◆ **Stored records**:

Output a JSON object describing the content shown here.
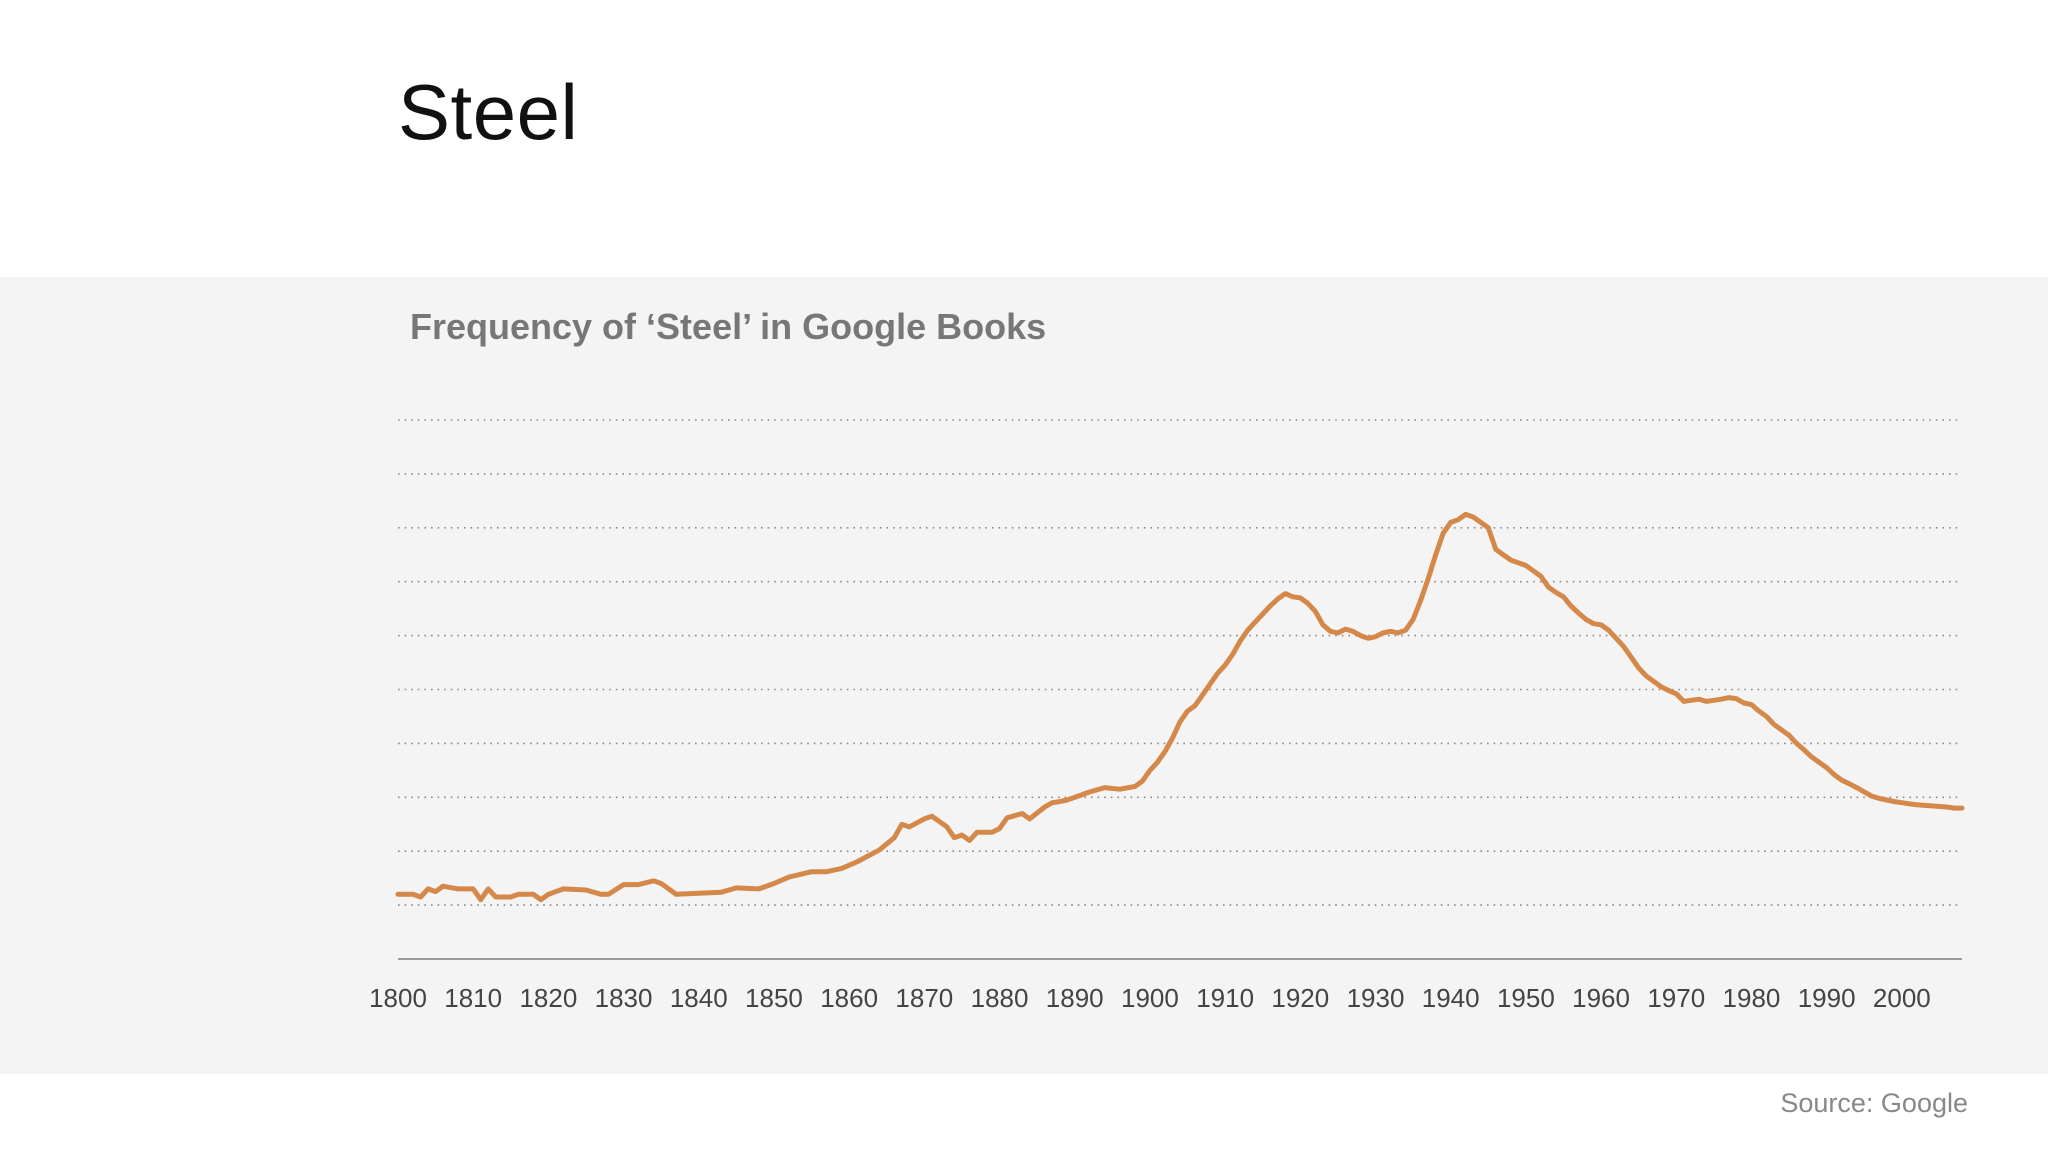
{
  "slide": {
    "title": "Steel",
    "source": "Source: Google"
  },
  "colors": {
    "line": "#d4894a",
    "grid": "#8a8a8a",
    "axis": "#9a9a9a",
    "tick_label": "#444444",
    "panel_bg": "#f5f4f4"
  },
  "chart_data": {
    "type": "line",
    "title": "Frequency of ‘Steel’ in Google Books",
    "xlabel": "",
    "ylabel": "",
    "xlim": [
      1800,
      2008
    ],
    "ylim": [
      0,
      10
    ],
    "grid": "horizontal-dotted",
    "x_ticks": [
      1800,
      1810,
      1820,
      1830,
      1840,
      1850,
      1860,
      1870,
      1880,
      1890,
      1900,
      1910,
      1920,
      1930,
      1940,
      1950,
      1960,
      1970,
      1980,
      1990,
      2000
    ],
    "series": [
      {
        "name": "",
        "points": [
          [
            1800,
            1.2
          ],
          [
            1802,
            1.2
          ],
          [
            1803,
            1.15
          ],
          [
            1804,
            1.3
          ],
          [
            1805,
            1.25
          ],
          [
            1806,
            1.35
          ],
          [
            1808,
            1.3
          ],
          [
            1810,
            1.3
          ],
          [
            1811,
            1.1
          ],
          [
            1812,
            1.3
          ],
          [
            1813,
            1.15
          ],
          [
            1815,
            1.15
          ],
          [
            1816,
            1.2
          ],
          [
            1818,
            1.2
          ],
          [
            1819,
            1.1
          ],
          [
            1820,
            1.2
          ],
          [
            1822,
            1.3
          ],
          [
            1825,
            1.28
          ],
          [
            1827,
            1.2
          ],
          [
            1828,
            1.2
          ],
          [
            1830,
            1.38
          ],
          [
            1832,
            1.38
          ],
          [
            1834,
            1.45
          ],
          [
            1835,
            1.4
          ],
          [
            1837,
            1.2
          ],
          [
            1840,
            1.22
          ],
          [
            1843,
            1.24
          ],
          [
            1845,
            1.32
          ],
          [
            1848,
            1.3
          ],
          [
            1850,
            1.4
          ],
          [
            1852,
            1.52
          ],
          [
            1855,
            1.62
          ],
          [
            1857,
            1.62
          ],
          [
            1859,
            1.68
          ],
          [
            1861,
            1.8
          ],
          [
            1864,
            2.02
          ],
          [
            1866,
            2.25
          ],
          [
            1867,
            2.5
          ],
          [
            1868,
            2.45
          ],
          [
            1870,
            2.6
          ],
          [
            1871,
            2.65
          ],
          [
            1873,
            2.45
          ],
          [
            1874,
            2.25
          ],
          [
            1875,
            2.3
          ],
          [
            1876,
            2.2
          ],
          [
            1877,
            2.35
          ],
          [
            1879,
            2.35
          ],
          [
            1880,
            2.42
          ],
          [
            1881,
            2.62
          ],
          [
            1883,
            2.7
          ],
          [
            1884,
            2.6
          ],
          [
            1886,
            2.82
          ],
          [
            1887,
            2.9
          ],
          [
            1888,
            2.92
          ],
          [
            1889,
            2.95
          ],
          [
            1891,
            3.05
          ],
          [
            1892,
            3.1
          ],
          [
            1894,
            3.18
          ],
          [
            1896,
            3.15
          ],
          [
            1898,
            3.2
          ],
          [
            1899,
            3.3
          ],
          [
            1900,
            3.5
          ],
          [
            1901,
            3.65
          ],
          [
            1902,
            3.85
          ],
          [
            1903,
            4.1
          ],
          [
            1904,
            4.4
          ],
          [
            1905,
            4.6
          ],
          [
            1906,
            4.7
          ],
          [
            1907,
            4.9
          ],
          [
            1908,
            5.1
          ],
          [
            1909,
            5.3
          ],
          [
            1910,
            5.45
          ],
          [
            1911,
            5.65
          ],
          [
            1912,
            5.9
          ],
          [
            1913,
            6.1
          ],
          [
            1914,
            6.25
          ],
          [
            1915,
            6.4
          ],
          [
            1916,
            6.55
          ],
          [
            1917,
            6.68
          ],
          [
            1918,
            6.78
          ],
          [
            1919,
            6.72
          ],
          [
            1920,
            6.7
          ],
          [
            1921,
            6.6
          ],
          [
            1922,
            6.45
          ],
          [
            1923,
            6.2
          ],
          [
            1924,
            6.08
          ],
          [
            1925,
            6.05
          ],
          [
            1926,
            6.12
          ],
          [
            1927,
            6.08
          ],
          [
            1928,
            6.0
          ],
          [
            1929,
            5.95
          ],
          [
            1930,
            5.98
          ],
          [
            1931,
            6.05
          ],
          [
            1932,
            6.08
          ],
          [
            1933,
            6.05
          ],
          [
            1934,
            6.1
          ],
          [
            1935,
            6.3
          ],
          [
            1936,
            6.65
          ],
          [
            1937,
            7.05
          ],
          [
            1938,
            7.5
          ],
          [
            1939,
            7.9
          ],
          [
            1940,
            8.1
          ],
          [
            1941,
            8.15
          ],
          [
            1942,
            8.25
          ],
          [
            1943,
            8.2
          ],
          [
            1944,
            8.1
          ],
          [
            1945,
            8.0
          ],
          [
            1946,
            7.6
          ],
          [
            1947,
            7.5
          ],
          [
            1948,
            7.4
          ],
          [
            1949,
            7.35
          ],
          [
            1950,
            7.3
          ],
          [
            1951,
            7.2
          ],
          [
            1952,
            7.1
          ],
          [
            1953,
            6.9
          ],
          [
            1954,
            6.8
          ],
          [
            1955,
            6.72
          ],
          [
            1956,
            6.55
          ],
          [
            1957,
            6.42
          ],
          [
            1958,
            6.3
          ],
          [
            1959,
            6.22
          ],
          [
            1960,
            6.2
          ],
          [
            1961,
            6.1
          ],
          [
            1962,
            5.95
          ],
          [
            1963,
            5.8
          ],
          [
            1964,
            5.6
          ],
          [
            1965,
            5.4
          ],
          [
            1966,
            5.25
          ],
          [
            1967,
            5.15
          ],
          [
            1968,
            5.05
          ],
          [
            1969,
            4.98
          ],
          [
            1970,
            4.92
          ],
          [
            1971,
            4.78
          ],
          [
            1972,
            4.8
          ],
          [
            1973,
            4.82
          ],
          [
            1974,
            4.78
          ],
          [
            1975,
            4.8
          ],
          [
            1976,
            4.82
          ],
          [
            1977,
            4.85
          ],
          [
            1978,
            4.83
          ],
          [
            1979,
            4.75
          ],
          [
            1980,
            4.72
          ],
          [
            1981,
            4.6
          ],
          [
            1982,
            4.5
          ],
          [
            1983,
            4.35
          ],
          [
            1984,
            4.25
          ],
          [
            1985,
            4.15
          ],
          [
            1986,
            4.0
          ],
          [
            1987,
            3.88
          ],
          [
            1988,
            3.75
          ],
          [
            1989,
            3.65
          ],
          [
            1990,
            3.55
          ],
          [
            1991,
            3.42
          ],
          [
            1992,
            3.32
          ],
          [
            1993,
            3.25
          ],
          [
            1994,
            3.18
          ],
          [
            1995,
            3.1
          ],
          [
            1996,
            3.02
          ],
          [
            1997,
            2.98
          ],
          [
            1998,
            2.95
          ],
          [
            1999,
            2.92
          ],
          [
            2000,
            2.9
          ],
          [
            2001,
            2.88
          ],
          [
            2002,
            2.86
          ],
          [
            2003,
            2.85
          ],
          [
            2004,
            2.84
          ],
          [
            2005,
            2.83
          ],
          [
            2006,
            2.82
          ],
          [
            2007,
            2.8
          ],
          [
            2008,
            2.8
          ]
        ]
      }
    ]
  }
}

◆ **REQUEST**: Transcribe the entries above verbatim, omitting their pictures.

◆ **THE SOLUTION**:
Output a JSON object describing the content shown here.
{
  "slide": {
    "title": "Steel",
    "source": "Source: Google"
  },
  "colors": {
    "line": "#d4894a",
    "grid": "#8a8a8a",
    "axis": "#9a9a9a",
    "tick_label": "#444444",
    "panel_bg": "#f5f4f4"
  },
  "chart_data": {
    "type": "line",
    "title": "Frequency of ‘Steel’ in Google Books",
    "xlabel": "",
    "ylabel": "",
    "xlim": [
      1800,
      2008
    ],
    "ylim": [
      0,
      10
    ],
    "grid": "horizontal-dotted",
    "x_ticks": [
      1800,
      1810,
      1820,
      1830,
      1840,
      1850,
      1860,
      1870,
      1880,
      1890,
      1900,
      1910,
      1920,
      1930,
      1940,
      1950,
      1960,
      1970,
      1980,
      1990,
      2000
    ],
    "series": [
      {
        "name": "",
        "points": [
          [
            1800,
            1.2
          ],
          [
            1802,
            1.2
          ],
          [
            1803,
            1.15
          ],
          [
            1804,
            1.3
          ],
          [
            1805,
            1.25
          ],
          [
            1806,
            1.35
          ],
          [
            1808,
            1.3
          ],
          [
            1810,
            1.3
          ],
          [
            1811,
            1.1
          ],
          [
            1812,
            1.3
          ],
          [
            1813,
            1.15
          ],
          [
            1815,
            1.15
          ],
          [
            1816,
            1.2
          ],
          [
            1818,
            1.2
          ],
          [
            1819,
            1.1
          ],
          [
            1820,
            1.2
          ],
          [
            1822,
            1.3
          ],
          [
            1825,
            1.28
          ],
          [
            1827,
            1.2
          ],
          [
            1828,
            1.2
          ],
          [
            1830,
            1.38
          ],
          [
            1832,
            1.38
          ],
          [
            1834,
            1.45
          ],
          [
            1835,
            1.4
          ],
          [
            1837,
            1.2
          ],
          [
            1840,
            1.22
          ],
          [
            1843,
            1.24
          ],
          [
            1845,
            1.32
          ],
          [
            1848,
            1.3
          ],
          [
            1850,
            1.4
          ],
          [
            1852,
            1.52
          ],
          [
            1855,
            1.62
          ],
          [
            1857,
            1.62
          ],
          [
            1859,
            1.68
          ],
          [
            1861,
            1.8
          ],
          [
            1864,
            2.02
          ],
          [
            1866,
            2.25
          ],
          [
            1867,
            2.5
          ],
          [
            1868,
            2.45
          ],
          [
            1870,
            2.6
          ],
          [
            1871,
            2.65
          ],
          [
            1873,
            2.45
          ],
          [
            1874,
            2.25
          ],
          [
            1875,
            2.3
          ],
          [
            1876,
            2.2
          ],
          [
            1877,
            2.35
          ],
          [
            1879,
            2.35
          ],
          [
            1880,
            2.42
          ],
          [
            1881,
            2.62
          ],
          [
            1883,
            2.7
          ],
          [
            1884,
            2.6
          ],
          [
            1886,
            2.82
          ],
          [
            1887,
            2.9
          ],
          [
            1888,
            2.92
          ],
          [
            1889,
            2.95
          ],
          [
            1891,
            3.05
          ],
          [
            1892,
            3.1
          ],
          [
            1894,
            3.18
          ],
          [
            1896,
            3.15
          ],
          [
            1898,
            3.2
          ],
          [
            1899,
            3.3
          ],
          [
            1900,
            3.5
          ],
          [
            1901,
            3.65
          ],
          [
            1902,
            3.85
          ],
          [
            1903,
            4.1
          ],
          [
            1904,
            4.4
          ],
          [
            1905,
            4.6
          ],
          [
            1906,
            4.7
          ],
          [
            1907,
            4.9
          ],
          [
            1908,
            5.1
          ],
          [
            1909,
            5.3
          ],
          [
            1910,
            5.45
          ],
          [
            1911,
            5.65
          ],
          [
            1912,
            5.9
          ],
          [
            1913,
            6.1
          ],
          [
            1914,
            6.25
          ],
          [
            1915,
            6.4
          ],
          [
            1916,
            6.55
          ],
          [
            1917,
            6.68
          ],
          [
            1918,
            6.78
          ],
          [
            1919,
            6.72
          ],
          [
            1920,
            6.7
          ],
          [
            1921,
            6.6
          ],
          [
            1922,
            6.45
          ],
          [
            1923,
            6.2
          ],
          [
            1924,
            6.08
          ],
          [
            1925,
            6.05
          ],
          [
            1926,
            6.12
          ],
          [
            1927,
            6.08
          ],
          [
            1928,
            6.0
          ],
          [
            1929,
            5.95
          ],
          [
            1930,
            5.98
          ],
          [
            1931,
            6.05
          ],
          [
            1932,
            6.08
          ],
          [
            1933,
            6.05
          ],
          [
            1934,
            6.1
          ],
          [
            1935,
            6.3
          ],
          [
            1936,
            6.65
          ],
          [
            1937,
            7.05
          ],
          [
            1938,
            7.5
          ],
          [
            1939,
            7.9
          ],
          [
            1940,
            8.1
          ],
          [
            1941,
            8.15
          ],
          [
            1942,
            8.25
          ],
          [
            1943,
            8.2
          ],
          [
            1944,
            8.1
          ],
          [
            1945,
            8.0
          ],
          [
            1946,
            7.6
          ],
          [
            1947,
            7.5
          ],
          [
            1948,
            7.4
          ],
          [
            1949,
            7.35
          ],
          [
            1950,
            7.3
          ],
          [
            1951,
            7.2
          ],
          [
            1952,
            7.1
          ],
          [
            1953,
            6.9
          ],
          [
            1954,
            6.8
          ],
          [
            1955,
            6.72
          ],
          [
            1956,
            6.55
          ],
          [
            1957,
            6.42
          ],
          [
            1958,
            6.3
          ],
          [
            1959,
            6.22
          ],
          [
            1960,
            6.2
          ],
          [
            1961,
            6.1
          ],
          [
            1962,
            5.95
          ],
          [
            1963,
            5.8
          ],
          [
            1964,
            5.6
          ],
          [
            1965,
            5.4
          ],
          [
            1966,
            5.25
          ],
          [
            1967,
            5.15
          ],
          [
            1968,
            5.05
          ],
          [
            1969,
            4.98
          ],
          [
            1970,
            4.92
          ],
          [
            1971,
            4.78
          ],
          [
            1972,
            4.8
          ],
          [
            1973,
            4.82
          ],
          [
            1974,
            4.78
          ],
          [
            1975,
            4.8
          ],
          [
            1976,
            4.82
          ],
          [
            1977,
            4.85
          ],
          [
            1978,
            4.83
          ],
          [
            1979,
            4.75
          ],
          [
            1980,
            4.72
          ],
          [
            1981,
            4.6
          ],
          [
            1982,
            4.5
          ],
          [
            1983,
            4.35
          ],
          [
            1984,
            4.25
          ],
          [
            1985,
            4.15
          ],
          [
            1986,
            4.0
          ],
          [
            1987,
            3.88
          ],
          [
            1988,
            3.75
          ],
          [
            1989,
            3.65
          ],
          [
            1990,
            3.55
          ],
          [
            1991,
            3.42
          ],
          [
            1992,
            3.32
          ],
          [
            1993,
            3.25
          ],
          [
            1994,
            3.18
          ],
          [
            1995,
            3.1
          ],
          [
            1996,
            3.02
          ],
          [
            1997,
            2.98
          ],
          [
            1998,
            2.95
          ],
          [
            1999,
            2.92
          ],
          [
            2000,
            2.9
          ],
          [
            2001,
            2.88
          ],
          [
            2002,
            2.86
          ],
          [
            2003,
            2.85
          ],
          [
            2004,
            2.84
          ],
          [
            2005,
            2.83
          ],
          [
            2006,
            2.82
          ],
          [
            2007,
            2.8
          ],
          [
            2008,
            2.8
          ]
        ]
      }
    ]
  }
}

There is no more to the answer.